## Do this
What follows is a listing to be transcribed exactly.

Collected data entries:
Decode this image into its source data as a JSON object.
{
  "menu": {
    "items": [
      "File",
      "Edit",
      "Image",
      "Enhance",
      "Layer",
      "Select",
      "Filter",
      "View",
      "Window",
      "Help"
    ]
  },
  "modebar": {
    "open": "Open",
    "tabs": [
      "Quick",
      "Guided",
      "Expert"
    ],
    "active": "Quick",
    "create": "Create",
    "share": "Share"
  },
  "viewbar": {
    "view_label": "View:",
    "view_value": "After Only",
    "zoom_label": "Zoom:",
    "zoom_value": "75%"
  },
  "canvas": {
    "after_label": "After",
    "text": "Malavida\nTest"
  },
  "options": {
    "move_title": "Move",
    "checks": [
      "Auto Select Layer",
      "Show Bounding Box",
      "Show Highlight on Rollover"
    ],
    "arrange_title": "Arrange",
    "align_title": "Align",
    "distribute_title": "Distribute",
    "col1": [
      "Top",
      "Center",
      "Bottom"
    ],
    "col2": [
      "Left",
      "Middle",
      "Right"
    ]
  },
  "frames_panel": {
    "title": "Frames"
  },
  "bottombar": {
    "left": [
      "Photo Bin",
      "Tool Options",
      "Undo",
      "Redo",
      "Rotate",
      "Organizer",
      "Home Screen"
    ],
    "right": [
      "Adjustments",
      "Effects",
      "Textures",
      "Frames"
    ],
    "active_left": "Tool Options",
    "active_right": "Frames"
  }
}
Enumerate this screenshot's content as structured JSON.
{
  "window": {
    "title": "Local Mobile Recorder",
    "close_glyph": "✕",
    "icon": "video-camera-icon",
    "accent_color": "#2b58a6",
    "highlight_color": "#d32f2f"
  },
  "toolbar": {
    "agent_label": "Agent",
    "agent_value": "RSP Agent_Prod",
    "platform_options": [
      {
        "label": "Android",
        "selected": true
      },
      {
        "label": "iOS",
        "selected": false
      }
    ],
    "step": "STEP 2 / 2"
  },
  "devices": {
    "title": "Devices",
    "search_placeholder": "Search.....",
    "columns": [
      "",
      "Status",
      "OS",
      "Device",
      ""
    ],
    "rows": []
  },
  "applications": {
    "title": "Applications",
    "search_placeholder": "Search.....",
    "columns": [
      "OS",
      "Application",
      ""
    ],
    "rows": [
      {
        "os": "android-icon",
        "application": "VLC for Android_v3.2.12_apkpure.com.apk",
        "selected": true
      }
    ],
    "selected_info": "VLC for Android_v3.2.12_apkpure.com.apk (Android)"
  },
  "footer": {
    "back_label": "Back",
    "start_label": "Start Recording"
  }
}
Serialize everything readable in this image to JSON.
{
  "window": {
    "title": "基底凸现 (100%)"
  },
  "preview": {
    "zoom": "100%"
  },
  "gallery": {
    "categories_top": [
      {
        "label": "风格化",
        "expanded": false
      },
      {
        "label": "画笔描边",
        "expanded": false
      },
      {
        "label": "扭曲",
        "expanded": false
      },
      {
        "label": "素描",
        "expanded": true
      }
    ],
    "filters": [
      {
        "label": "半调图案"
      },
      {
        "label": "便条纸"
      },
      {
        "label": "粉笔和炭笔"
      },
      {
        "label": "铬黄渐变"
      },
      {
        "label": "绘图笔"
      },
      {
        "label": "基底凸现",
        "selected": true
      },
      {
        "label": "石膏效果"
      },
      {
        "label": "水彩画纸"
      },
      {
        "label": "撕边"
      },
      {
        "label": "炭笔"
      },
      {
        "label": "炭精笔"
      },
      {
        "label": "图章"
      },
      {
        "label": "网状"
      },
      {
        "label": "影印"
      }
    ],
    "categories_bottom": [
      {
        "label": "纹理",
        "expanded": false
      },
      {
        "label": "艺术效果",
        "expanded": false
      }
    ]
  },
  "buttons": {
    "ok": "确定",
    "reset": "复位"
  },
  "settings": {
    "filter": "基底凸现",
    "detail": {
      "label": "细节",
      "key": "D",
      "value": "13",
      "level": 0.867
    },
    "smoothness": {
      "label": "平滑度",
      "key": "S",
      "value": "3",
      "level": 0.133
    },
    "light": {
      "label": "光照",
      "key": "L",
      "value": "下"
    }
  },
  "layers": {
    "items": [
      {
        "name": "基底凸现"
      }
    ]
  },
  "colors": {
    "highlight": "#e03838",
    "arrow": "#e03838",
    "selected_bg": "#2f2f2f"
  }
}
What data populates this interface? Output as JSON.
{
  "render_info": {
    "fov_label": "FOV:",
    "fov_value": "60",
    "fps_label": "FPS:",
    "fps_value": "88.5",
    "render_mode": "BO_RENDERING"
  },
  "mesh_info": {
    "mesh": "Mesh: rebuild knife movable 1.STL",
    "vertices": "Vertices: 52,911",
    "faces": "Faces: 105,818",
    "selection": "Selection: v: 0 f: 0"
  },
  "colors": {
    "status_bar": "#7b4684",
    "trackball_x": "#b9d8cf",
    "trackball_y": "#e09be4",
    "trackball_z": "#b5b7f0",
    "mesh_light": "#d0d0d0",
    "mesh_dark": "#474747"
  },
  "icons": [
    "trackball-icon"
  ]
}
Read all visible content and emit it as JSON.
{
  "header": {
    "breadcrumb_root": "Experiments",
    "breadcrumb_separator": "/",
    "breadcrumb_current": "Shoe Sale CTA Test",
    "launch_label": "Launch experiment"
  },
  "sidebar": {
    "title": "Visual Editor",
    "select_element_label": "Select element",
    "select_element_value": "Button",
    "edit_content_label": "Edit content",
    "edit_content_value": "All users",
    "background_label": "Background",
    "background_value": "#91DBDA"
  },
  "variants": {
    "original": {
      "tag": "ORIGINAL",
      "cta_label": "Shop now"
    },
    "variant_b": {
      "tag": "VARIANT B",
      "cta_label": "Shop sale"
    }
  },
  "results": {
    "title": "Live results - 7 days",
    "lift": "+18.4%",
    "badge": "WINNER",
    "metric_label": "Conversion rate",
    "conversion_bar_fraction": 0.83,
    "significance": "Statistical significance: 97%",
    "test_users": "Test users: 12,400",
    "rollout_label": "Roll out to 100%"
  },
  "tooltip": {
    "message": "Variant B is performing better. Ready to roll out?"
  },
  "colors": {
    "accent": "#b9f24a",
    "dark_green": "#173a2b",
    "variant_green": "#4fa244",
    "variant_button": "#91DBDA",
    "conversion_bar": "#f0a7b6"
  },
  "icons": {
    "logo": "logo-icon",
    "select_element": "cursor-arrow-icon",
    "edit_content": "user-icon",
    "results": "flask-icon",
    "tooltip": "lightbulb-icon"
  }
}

## Task output
Decode this image into its source data as a JSON object.
{
  "menu": {
    "items": [
      "File",
      "Edit",
      "Image",
      "Enhance",
      "Layer",
      "Select",
      "Filter",
      "View",
      "Window",
      "Help"
    ]
  },
  "modebar": {
    "open": "Open",
    "tabs": [
      "Quick",
      "Guided",
      "Expert"
    ],
    "active": "Quick",
    "create": "Create",
    "share": "Share"
  },
  "viewbar": {
    "view_label": "View:",
    "view_value": "After Only",
    "zoom_label": "Zoom:",
    "zoom_value": "75%"
  },
  "canvas": {
    "after_label": "After",
    "text": "Malavida\nTest"
  },
  "options": {
    "move_title": "Move",
    "checks": [
      "Auto Select Layer",
      "Show Bounding Box",
      "Show Highlight on Rollover"
    ],
    "arrange_title": "Arrange",
    "align_title": "Align",
    "distribute_title": "Distribute",
    "col1": [
      "Top",
      "Center",
      "Bottom"
    ],
    "col2": [
      "Left",
      "Middle",
      "Right"
    ]
  },
  "frames_panel": {
    "title": "Frames"
  },
  "bottombar": {
    "left": [
      "Photo Bin",
      "Tool Options",
      "Undo",
      "Redo",
      "Rotate",
      "Organizer",
      "Home Screen"
    ],
    "right": [
      "Adjustments",
      "Effects",
      "Textures",
      "Frames"
    ],
    "active_left": "Tool Options",
    "active_right": "Frames"
  }
}
Enumerate this screenshot's content as structured JSON.
{
  "window": {
    "title": "Local Mobile Recorder",
    "close_glyph": "✕",
    "icon": "video-camera-icon",
    "accent_color": "#2b58a6",
    "highlight_color": "#d32f2f"
  },
  "toolbar": {
    "agent_label": "Agent",
    "agent_value": "RSP Agent_Prod",
    "platform_options": [
      {
        "label": "Android",
        "selected": true
      },
      {
        "label": "iOS",
        "selected": false
      }
    ],
    "step": "STEP 2 / 2"
  },
  "devices": {
    "title": "Devices",
    "search_placeholder": "Search.....",
    "columns": [
      "",
      "Status",
      "OS",
      "Device",
      ""
    ],
    "rows": []
  },
  "applications": {
    "title": "Applications",
    "search_placeholder": "Search.....",
    "columns": [
      "OS",
      "Application",
      ""
    ],
    "rows": [
      {
        "os": "android-icon",
        "application": "VLC for Android_v3.2.12_apkpure.com.apk",
        "selected": true
      }
    ],
    "selected_info": "VLC for Android_v3.2.12_apkpure.com.apk (Android)"
  },
  "footer": {
    "back_label": "Back",
    "start_label": "Start Recording"
  }
}
Serialize everything readable in this image to JSON.
{
  "window": {
    "title": "基底凸现 (100%)"
  },
  "preview": {
    "zoom": "100%"
  },
  "gallery": {
    "categories_top": [
      {
        "label": "风格化",
        "expanded": false
      },
      {
        "label": "画笔描边",
        "expanded": false
      },
      {
        "label": "扭曲",
        "expanded": false
      },
      {
        "label": "素描",
        "expanded": true
      }
    ],
    "filters": [
      {
        "label": "半调图案"
      },
      {
        "label": "便条纸"
      },
      {
        "label": "粉笔和炭笔"
      },
      {
        "label": "铬黄渐变"
      },
      {
        "label": "绘图笔"
      },
      {
        "label": "基底凸现",
        "selected": true
      },
      {
        "label": "石膏效果"
      },
      {
        "label": "水彩画纸"
      },
      {
        "label": "撕边"
      },
      {
        "label": "炭笔"
      },
      {
        "label": "炭精笔"
      },
      {
        "label": "图章"
      },
      {
        "label": "网状"
      },
      {
        "label": "影印"
      }
    ],
    "categories_bottom": [
      {
        "label": "纹理",
        "expanded": false
      },
      {
        "label": "艺术效果",
        "expanded": false
      }
    ]
  },
  "buttons": {
    "ok": "确定",
    "reset": "复位"
  },
  "settings": {
    "filter": "基底凸现",
    "detail": {
      "label": "细节",
      "key": "D",
      "value": "13",
      "level": 0.867
    },
    "smoothness": {
      "label": "平滑度",
      "key": "S",
      "value": "3",
      "level": 0.133
    },
    "light": {
      "label": "光照",
      "key": "L",
      "value": "下"
    }
  },
  "layers": {
    "items": [
      {
        "name": "基底凸现"
      }
    ]
  },
  "colors": {
    "highlight": "#e03838",
    "arrow": "#e03838",
    "selected_bg": "#2f2f2f"
  }
}
What data populates this interface? Output as JSON.
{
  "render_info": {
    "fov_label": "FOV:",
    "fov_value": "60",
    "fps_label": "FPS:",
    "fps_value": "88.5",
    "render_mode": "BO_RENDERING"
  },
  "mesh_info": {
    "mesh": "Mesh: rebuild knife movable 1.STL",
    "vertices": "Vertices: 52,911",
    "faces": "Faces: 105,818",
    "selection": "Selection: v: 0 f: 0"
  },
  "colors": {
    "status_bar": "#7b4684",
    "trackball_x": "#b9d8cf",
    "trackball_y": "#e09be4",
    "trackball_z": "#b5b7f0",
    "mesh_light": "#d0d0d0",
    "mesh_dark": "#474747"
  },
  "icons": [
    "trackball-icon"
  ]
}
Read all visible content and emit it as JSON.
{
  "header": {
    "breadcrumb_root": "Experiments",
    "breadcrumb_separator": "/",
    "breadcrumb_current": "Shoe Sale CTA Test",
    "launch_label": "Launch experiment"
  },
  "sidebar": {
    "title": "Visual Editor",
    "select_element_label": "Select element",
    "select_element_value": "Button",
    "edit_content_label": "Edit content",
    "edit_content_value": "All users",
    "background_label": "Background",
    "background_value": "#91DBDA"
  },
  "variants": {
    "original": {
      "tag": "ORIGINAL",
      "cta_label": "Shop now"
    },
    "variant_b": {
      "tag": "VARIANT B",
      "cta_label": "Shop sale"
    }
  },
  "results": {
    "title": "Live results - 7 days",
    "lift": "+18.4%",
    "badge": "WINNER",
    "metric_label": "Conversion rate",
    "conversion_bar_fraction": 0.83,
    "significance": "Statistical significance: 97%",
    "test_users": "Test users: 12,400",
    "rollout_label": "Roll out to 100%"
  },
  "tooltip": {
    "message": "Variant B is performing better. Ready to roll out?"
  },
  "colors": {
    "accent": "#b9f24a",
    "dark_green": "#173a2b",
    "variant_green": "#4fa244",
    "variant_button": "#91DBDA",
    "conversion_bar": "#f0a7b6"
  },
  "icons": {
    "logo": "logo-icon",
    "select_element": "cursor-arrow-icon",
    "edit_content": "user-icon",
    "results": "flask-icon",
    "tooltip": "lightbulb-icon"
  }
}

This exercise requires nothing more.